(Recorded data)
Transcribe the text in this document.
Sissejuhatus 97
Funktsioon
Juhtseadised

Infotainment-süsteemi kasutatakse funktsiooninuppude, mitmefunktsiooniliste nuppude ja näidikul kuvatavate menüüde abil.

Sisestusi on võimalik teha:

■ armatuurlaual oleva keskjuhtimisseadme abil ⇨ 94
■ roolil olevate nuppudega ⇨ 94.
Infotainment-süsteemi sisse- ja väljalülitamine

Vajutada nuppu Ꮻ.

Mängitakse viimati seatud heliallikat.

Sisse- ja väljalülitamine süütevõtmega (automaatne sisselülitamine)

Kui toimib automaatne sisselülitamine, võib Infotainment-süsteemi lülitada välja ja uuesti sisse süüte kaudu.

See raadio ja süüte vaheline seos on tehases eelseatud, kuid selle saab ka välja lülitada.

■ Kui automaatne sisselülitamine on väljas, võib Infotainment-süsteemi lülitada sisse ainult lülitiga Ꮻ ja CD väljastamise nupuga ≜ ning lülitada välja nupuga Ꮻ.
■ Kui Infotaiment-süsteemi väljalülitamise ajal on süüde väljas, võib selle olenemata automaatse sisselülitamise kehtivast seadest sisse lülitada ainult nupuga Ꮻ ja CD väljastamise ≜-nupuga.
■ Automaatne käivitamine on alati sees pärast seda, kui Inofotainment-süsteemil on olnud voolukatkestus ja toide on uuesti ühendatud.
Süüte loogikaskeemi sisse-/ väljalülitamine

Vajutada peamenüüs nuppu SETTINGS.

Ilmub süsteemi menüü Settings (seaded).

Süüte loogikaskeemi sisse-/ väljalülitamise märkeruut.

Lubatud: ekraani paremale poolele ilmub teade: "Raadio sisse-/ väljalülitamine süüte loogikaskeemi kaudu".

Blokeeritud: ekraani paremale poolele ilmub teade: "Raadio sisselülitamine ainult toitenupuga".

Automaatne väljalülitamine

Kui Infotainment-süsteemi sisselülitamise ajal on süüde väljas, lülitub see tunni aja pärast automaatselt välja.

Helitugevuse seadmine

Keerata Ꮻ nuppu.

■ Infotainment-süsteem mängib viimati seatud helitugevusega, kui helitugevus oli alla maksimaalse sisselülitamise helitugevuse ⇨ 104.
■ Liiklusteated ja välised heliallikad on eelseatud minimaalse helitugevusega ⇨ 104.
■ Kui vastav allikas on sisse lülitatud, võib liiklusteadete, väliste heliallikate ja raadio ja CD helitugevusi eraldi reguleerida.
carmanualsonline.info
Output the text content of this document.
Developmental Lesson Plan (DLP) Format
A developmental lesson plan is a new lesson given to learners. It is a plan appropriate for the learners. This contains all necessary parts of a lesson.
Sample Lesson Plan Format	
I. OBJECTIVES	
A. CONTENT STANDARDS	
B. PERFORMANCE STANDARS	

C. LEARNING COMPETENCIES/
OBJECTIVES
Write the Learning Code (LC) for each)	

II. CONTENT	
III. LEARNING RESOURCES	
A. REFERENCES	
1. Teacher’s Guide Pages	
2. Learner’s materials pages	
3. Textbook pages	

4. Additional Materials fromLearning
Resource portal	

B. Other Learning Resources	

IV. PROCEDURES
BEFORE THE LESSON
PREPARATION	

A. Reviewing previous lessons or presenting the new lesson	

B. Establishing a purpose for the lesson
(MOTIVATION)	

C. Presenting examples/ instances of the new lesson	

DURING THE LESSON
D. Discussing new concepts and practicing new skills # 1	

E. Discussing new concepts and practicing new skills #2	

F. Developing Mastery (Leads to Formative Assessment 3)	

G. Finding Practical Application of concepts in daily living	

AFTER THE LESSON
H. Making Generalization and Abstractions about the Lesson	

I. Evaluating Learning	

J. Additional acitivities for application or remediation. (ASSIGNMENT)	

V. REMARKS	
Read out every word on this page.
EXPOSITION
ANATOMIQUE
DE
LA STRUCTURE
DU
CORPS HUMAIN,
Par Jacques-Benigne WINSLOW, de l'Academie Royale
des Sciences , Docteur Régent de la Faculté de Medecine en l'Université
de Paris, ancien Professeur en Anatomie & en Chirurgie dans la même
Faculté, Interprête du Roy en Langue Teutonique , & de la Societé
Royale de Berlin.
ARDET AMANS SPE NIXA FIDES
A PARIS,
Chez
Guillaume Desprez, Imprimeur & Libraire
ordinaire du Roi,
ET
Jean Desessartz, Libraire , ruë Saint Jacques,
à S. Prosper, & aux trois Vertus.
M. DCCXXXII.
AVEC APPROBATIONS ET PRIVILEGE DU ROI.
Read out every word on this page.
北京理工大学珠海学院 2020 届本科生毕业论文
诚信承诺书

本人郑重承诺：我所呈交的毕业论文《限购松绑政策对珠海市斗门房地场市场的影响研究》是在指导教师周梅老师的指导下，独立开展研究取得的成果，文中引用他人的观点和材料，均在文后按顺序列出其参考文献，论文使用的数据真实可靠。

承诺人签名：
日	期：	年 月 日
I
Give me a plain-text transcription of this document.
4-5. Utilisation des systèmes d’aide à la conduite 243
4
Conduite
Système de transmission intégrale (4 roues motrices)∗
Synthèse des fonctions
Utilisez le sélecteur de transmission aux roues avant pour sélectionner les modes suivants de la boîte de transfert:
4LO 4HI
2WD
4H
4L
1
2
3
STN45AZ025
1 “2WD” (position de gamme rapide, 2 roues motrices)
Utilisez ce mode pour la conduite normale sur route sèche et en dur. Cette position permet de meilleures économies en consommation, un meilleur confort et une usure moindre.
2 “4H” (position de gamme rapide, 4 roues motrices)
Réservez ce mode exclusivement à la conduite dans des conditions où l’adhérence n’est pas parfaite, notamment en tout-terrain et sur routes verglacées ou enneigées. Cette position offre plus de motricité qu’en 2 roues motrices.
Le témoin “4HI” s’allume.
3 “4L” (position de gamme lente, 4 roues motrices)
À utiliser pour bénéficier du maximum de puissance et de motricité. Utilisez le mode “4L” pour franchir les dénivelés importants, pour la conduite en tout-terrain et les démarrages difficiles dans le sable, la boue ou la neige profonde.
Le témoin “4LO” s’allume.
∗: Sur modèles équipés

(Task details) Transcribe all the entries, keeping each one exactly as it is.

(Result of this exercise)
Transcribe the text in this document.
Sissejuhatus 97
Funktsioon
Juhtseadised

Infotainment-süsteemi kasutatakse funktsiooninuppude, mitmefunktsiooniliste nuppude ja näidikul kuvatavate menüüde abil.

Sisestusi on võimalik teha:

■ armatuurlaual oleva keskjuhtimisseadme abil ⇨ 94
■ roolil olevate nuppudega ⇨ 94.
Infotainment-süsteemi sisse- ja väljalülitamine

Vajutada nuppu Ꮻ.

Mängitakse viimati seatud heliallikat.

Sisse- ja väljalülitamine süütevõtmega (automaatne sisselülitamine)

Kui toimib automaatne sisselülitamine, võib Infotainment-süsteemi lülitada välja ja uuesti sisse süüte kaudu.

See raadio ja süüte vaheline seos on tehases eelseatud, kuid selle saab ka välja lülitada.

■ Kui automaatne sisselülitamine on väljas, võib Infotainment-süsteemi lülitada sisse ainult lülitiga Ꮻ ja CD väljastamise nupuga ≜ ning lülitada välja nupuga Ꮻ.
■ Kui Infotaiment-süsteemi väljalülitamise ajal on süüde väljas, võib selle olenemata automaatse sisselülitamise kehtivast seadest sisse lülitada ainult nupuga Ꮻ ja CD väljastamise ≜-nupuga.
■ Automaatne käivitamine on alati sees pärast seda, kui Inofotainment-süsteemil on olnud voolukatkestus ja toide on uuesti ühendatud.
Süüte loogikaskeemi sisse-/ väljalülitamine

Vajutada peamenüüs nuppu SETTINGS.

Ilmub süsteemi menüü Settings (seaded).

Süüte loogikaskeemi sisse-/ väljalülitamise märkeruut.

Lubatud: ekraani paremale poolele ilmub teade: "Raadio sisse-/ väljalülitamine süüte loogikaskeemi kaudu".

Blokeeritud: ekraani paremale poolele ilmub teade: "Raadio sisselülitamine ainult toitenupuga".

Automaatne väljalülitamine

Kui Infotainment-süsteemi sisselülitamise ajal on süüde väljas, lülitub see tunni aja pärast automaatselt välja.

Helitugevuse seadmine

Keerata Ꮻ nuppu.

■ Infotainment-süsteem mängib viimati seatud helitugevusega, kui helitugevus oli alla maksimaalse sisselülitamise helitugevuse ⇨ 104.
■ Liiklusteated ja välised heliallikad on eelseatud minimaalse helitugevusega ⇨ 104.
■ Kui vastav allikas on sisse lülitatud, võib liiklusteadete, väliste heliallikate ja raadio ja CD helitugevusi eraldi reguleerida.
carmanualsonline.info
Output the text content of this document.
Developmental Lesson Plan (DLP) Format
A developmental lesson plan is a new lesson given to learners. It is a plan appropriate for the learners. This contains all necessary parts of a lesson.
Sample Lesson Plan Format	
I. OBJECTIVES	
A. CONTENT STANDARDS	
B. PERFORMANCE STANDARS	

C. LEARNING COMPETENCIES/
OBJECTIVES
Write the Learning Code (LC) for each)	

II. CONTENT	
III. LEARNING RESOURCES	
A. REFERENCES	
1. Teacher’s Guide Pages	
2. Learner’s materials pages	
3. Textbook pages	

4. Additional Materials fromLearning
Resource portal	

B. Other Learning Resources	

IV. PROCEDURES
BEFORE THE LESSON
PREPARATION	

A. Reviewing previous lessons or presenting the new lesson	

B. Establishing a purpose for the lesson
(MOTIVATION)	

C. Presenting examples/ instances of the new lesson	

DURING THE LESSON
D. Discussing new concepts and practicing new skills # 1	

E. Discussing new concepts and practicing new skills #2	

F. Developing Mastery (Leads to Formative Assessment 3)	

G. Finding Practical Application of concepts in daily living	

AFTER THE LESSON
H. Making Generalization and Abstractions about the Lesson	

I. Evaluating Learning	

J. Additional acitivities for application or remediation. (ASSIGNMENT)	

V. REMARKS	
Read out every word on this page.
EXPOSITION
ANATOMIQUE
DE
LA STRUCTURE
DU
CORPS HUMAIN,
Par Jacques-Benigne WINSLOW, de l'Academie Royale
des Sciences , Docteur Régent de la Faculté de Medecine en l'Université
de Paris, ancien Professeur en Anatomie & en Chirurgie dans la même
Faculté, Interprête du Roy en Langue Teutonique , & de la Societé
Royale de Berlin.
ARDET AMANS SPE NIXA FIDES
A PARIS,
Chez
Guillaume Desprez, Imprimeur & Libraire
ordinaire du Roi,
ET
Jean Desessartz, Libraire , ruë Saint Jacques,
à S. Prosper, & aux trois Vertus.
M. DCCXXXII.
AVEC APPROBATIONS ET PRIVILEGE DU ROI.
Read out every word on this page.
北京理工大学珠海学院 2020 届本科生毕业论文
诚信承诺书

本人郑重承诺：我所呈交的毕业论文《限购松绑政策对珠海市斗门房地场市场的影响研究》是在指导教师周梅老师的指导下，独立开展研究取得的成果，文中引用他人的观点和材料，均在文后按顺序列出其参考文献，论文使用的数据真实可靠。

承诺人签名：
日	期：	年 月 日
I
Give me a plain-text transcription of this document.
4-5. Utilisation des systèmes d’aide à la conduite 243
4
Conduite
Système de transmission intégrale (4 roues motrices)∗
Synthèse des fonctions
Utilisez le sélecteur de transmission aux roues avant pour sélectionner les modes suivants de la boîte de transfert:
4LO 4HI
2WD
4H
4L
1
2
3
STN45AZ025
1 “2WD” (position de gamme rapide, 2 roues motrices)
Utilisez ce mode pour la conduite normale sur route sèche et en dur. Cette position permet de meilleures économies en consommation, un meilleur confort et une usure moindre.
2 “4H” (position de gamme rapide, 4 roues motrices)
Réservez ce mode exclusivement à la conduite dans des conditions où l’adhérence n’est pas parfaite, notamment en tout-terrain et sur routes verglacées ou enneigées. Cette position offre plus de motricité qu’en 2 roues motrices.
Le témoin “4HI” s’allume.
3 “4L” (position de gamme lente, 4 roues motrices)
À utiliser pour bénéficier du maximum de puissance et de motricité. Utilisez le mode “4L” pour franchir les dénivelés importants, pour la conduite en tout-terrain et les démarrages difficiles dans le sable, la boue ou la neige profonde.
Le témoin “4LO” s’allume.
∗: Sur modèles équipés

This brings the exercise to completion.